(Part of a data file)

****************************************

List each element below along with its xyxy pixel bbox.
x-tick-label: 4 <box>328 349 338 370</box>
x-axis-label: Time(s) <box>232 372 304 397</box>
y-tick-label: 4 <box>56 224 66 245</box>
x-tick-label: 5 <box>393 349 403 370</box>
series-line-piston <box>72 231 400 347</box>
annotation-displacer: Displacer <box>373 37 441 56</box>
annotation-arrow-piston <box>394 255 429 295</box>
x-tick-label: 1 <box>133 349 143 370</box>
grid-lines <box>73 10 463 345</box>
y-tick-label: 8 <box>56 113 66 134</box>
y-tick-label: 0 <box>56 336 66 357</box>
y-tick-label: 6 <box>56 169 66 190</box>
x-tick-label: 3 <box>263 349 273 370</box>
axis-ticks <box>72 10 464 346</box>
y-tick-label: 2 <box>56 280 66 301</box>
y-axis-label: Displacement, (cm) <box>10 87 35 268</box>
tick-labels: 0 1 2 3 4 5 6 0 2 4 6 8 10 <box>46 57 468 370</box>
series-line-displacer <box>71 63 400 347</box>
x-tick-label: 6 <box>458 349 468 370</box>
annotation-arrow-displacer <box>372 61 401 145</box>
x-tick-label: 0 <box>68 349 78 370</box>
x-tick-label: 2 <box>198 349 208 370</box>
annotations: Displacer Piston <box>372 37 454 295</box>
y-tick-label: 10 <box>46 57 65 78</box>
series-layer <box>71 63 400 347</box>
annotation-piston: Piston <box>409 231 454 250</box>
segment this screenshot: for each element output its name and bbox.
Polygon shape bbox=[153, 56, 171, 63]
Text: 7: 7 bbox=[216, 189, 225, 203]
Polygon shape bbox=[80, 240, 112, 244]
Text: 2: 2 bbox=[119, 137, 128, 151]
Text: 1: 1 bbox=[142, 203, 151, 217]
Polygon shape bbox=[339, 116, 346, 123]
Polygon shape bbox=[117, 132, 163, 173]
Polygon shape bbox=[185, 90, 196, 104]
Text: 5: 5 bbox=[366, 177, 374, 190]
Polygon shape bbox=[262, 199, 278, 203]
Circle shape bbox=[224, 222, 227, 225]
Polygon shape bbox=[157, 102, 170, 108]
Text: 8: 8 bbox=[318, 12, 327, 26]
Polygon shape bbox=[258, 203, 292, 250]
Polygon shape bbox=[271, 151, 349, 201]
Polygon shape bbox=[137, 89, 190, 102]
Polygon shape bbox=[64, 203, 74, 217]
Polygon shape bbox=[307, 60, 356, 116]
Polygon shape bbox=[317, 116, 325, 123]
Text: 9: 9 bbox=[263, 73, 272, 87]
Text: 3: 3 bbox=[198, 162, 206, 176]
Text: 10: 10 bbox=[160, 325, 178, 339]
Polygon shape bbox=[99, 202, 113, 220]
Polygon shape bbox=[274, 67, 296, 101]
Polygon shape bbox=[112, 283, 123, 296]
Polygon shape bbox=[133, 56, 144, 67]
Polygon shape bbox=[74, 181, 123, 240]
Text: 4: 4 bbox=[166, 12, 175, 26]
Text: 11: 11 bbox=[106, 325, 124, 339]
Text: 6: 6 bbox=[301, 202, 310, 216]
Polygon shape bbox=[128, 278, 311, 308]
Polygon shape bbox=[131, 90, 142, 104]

****************************************

Challenge |
Write out every one of the entries above again, line for line and without any change.

Solution to this task |
List each element below along with its xyxy pixel bbox.
x-tick-label: 4 <box>328 349 338 370</box>
x-axis-label: Time(s) <box>232 372 304 397</box>
y-tick-label: 4 <box>56 224 66 245</box>
x-tick-label: 5 <box>393 349 403 370</box>
series-line-piston <box>72 231 400 347</box>
annotation-displacer: Displacer <box>373 37 441 56</box>
annotation-arrow-piston <box>394 255 429 295</box>
x-tick-label: 1 <box>133 349 143 370</box>
grid-lines <box>73 10 463 345</box>
y-tick-label: 8 <box>56 113 66 134</box>
y-tick-label: 0 <box>56 336 66 357</box>
y-tick-label: 6 <box>56 169 66 190</box>
x-tick-label: 3 <box>263 349 273 370</box>
axis-ticks <box>72 10 464 346</box>
y-tick-label: 2 <box>56 280 66 301</box>
y-axis-label: Displacement, (cm) <box>10 87 35 268</box>
tick-labels: 0 1 2 3 4 5 6 0 2 4 6 8 10 <box>46 57 468 370</box>
series-line-displacer <box>71 63 400 347</box>
x-tick-label: 6 <box>458 349 468 370</box>
annotation-arrow-displacer <box>372 61 401 145</box>
x-tick-label: 0 <box>68 349 78 370</box>
x-tick-label: 2 <box>198 349 208 370</box>
annotations: Displacer Piston <box>372 37 454 295</box>
y-tick-label: 10 <box>46 57 65 78</box>
series-layer <box>71 63 400 347</box>
annotation-piston: Piston <box>409 231 454 250</box>
segment this screenshot: for each element output its name and bbox.
Polygon shape bbox=[153, 56, 171, 63]
Text: 7: 7 bbox=[216, 189, 225, 203]
Polygon shape bbox=[80, 240, 112, 244]
Text: 2: 2 bbox=[119, 137, 128, 151]
Text: 1: 1 bbox=[142, 203, 151, 217]
Polygon shape bbox=[339, 116, 346, 123]
Polygon shape bbox=[117, 132, 163, 173]
Polygon shape bbox=[185, 90, 196, 104]
Text: 5: 5 bbox=[366, 177, 374, 190]
Polygon shape bbox=[262, 199, 278, 203]
Circle shape bbox=[224, 222, 227, 225]
Polygon shape bbox=[157, 102, 170, 108]
Text: 8: 8 bbox=[318, 12, 327, 26]
Polygon shape bbox=[258, 203, 292, 250]
Polygon shape bbox=[271, 151, 349, 201]
Polygon shape bbox=[137, 89, 190, 102]
Polygon shape bbox=[64, 203, 74, 217]
Polygon shape bbox=[307, 60, 356, 116]
Polygon shape bbox=[317, 116, 325, 123]
Text: 9: 9 bbox=[263, 73, 272, 87]
Text: 3: 3 bbox=[198, 162, 206, 176]
Text: 10: 10 bbox=[160, 325, 178, 339]
Polygon shape bbox=[99, 202, 113, 220]
Polygon shape bbox=[274, 67, 296, 101]
Polygon shape bbox=[112, 283, 123, 296]
Polygon shape bbox=[133, 56, 144, 67]
Polygon shape bbox=[74, 181, 123, 240]
Text: 4: 4 bbox=[166, 12, 175, 26]
Text: 11: 11 bbox=[106, 325, 124, 339]
Text: 6: 6 bbox=[301, 202, 310, 216]
Polygon shape bbox=[128, 278, 311, 308]
Polygon shape bbox=[131, 90, 142, 104]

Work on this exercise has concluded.